===== SOURCE TEXT =====
Subplan result caching

From: Heikki Linnakangas <hlinnaka(at)iki(dot)fi>
To: pgsql-hackers <pgsql-hackers(at)postgresql(dot)org>
Subject: Subplan result caching
Date: 2018-05-23 09:31:40
Message-ID: daceb327-9a20-51f4-fe6c-60b898692305@iki.fi
Views: Raw Message | Whole Thread | Download mbox | Resend email
Thread:
Lists: pgsql-hackers

Hi,

I've been working on a patch to add a little cache to SubPlans, to speed
up queries with correlated subqueries, where the same subquery is
currently executed multiple times with the same parameters. The idea is
to cache the result of the subplan, with the correlation vars as the
cache key.

That helps a lot, if you happen to have that kind of a query. I bumped
into this while looking at TPC-DS query 6:

select a.ca_state state, count(*) cnt
from customer_address a
,customer c
,store_sales s
,date_dim d
,item i
where a.ca_address_sk = c.c_current_addr_sk
and c.c_customer_sk = s.ss_customer_sk
and s.ss_sold_date_sk = d.d_date_sk
and s.ss_item_sk = i.i_item_sk
and d.d_month_seq =
(select distinct (d_month_seq)
from date_dim
where d_year = 2000
and d_moy = 5 )
and i.i_current_price > 1.2 *
(select avg(j.i_current_price)
from item j
where j.i_category = i.i_category)
===== GIVEN INFORMATION =====
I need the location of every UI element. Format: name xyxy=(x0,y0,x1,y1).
=====
TASK LIST:
[1] In the post on subplan result caching, what does the proposed cache use as its cache key?
[2] From the subplan caching post, give again the passage between "from date_dim" and "j.i_category = i.i_category)", inclusive, substituting "max" for "avg".
The material can be set aside.

SOLUTIONS IN ORDER:
[1] The correlation vars.

[2]
from date_dim
where d_year = 2000
and d_moy = 5 )
and i.i_current_price > 1.2 *
(select max(j.i_current_price)
from item j
where j.i_category = i.i_category)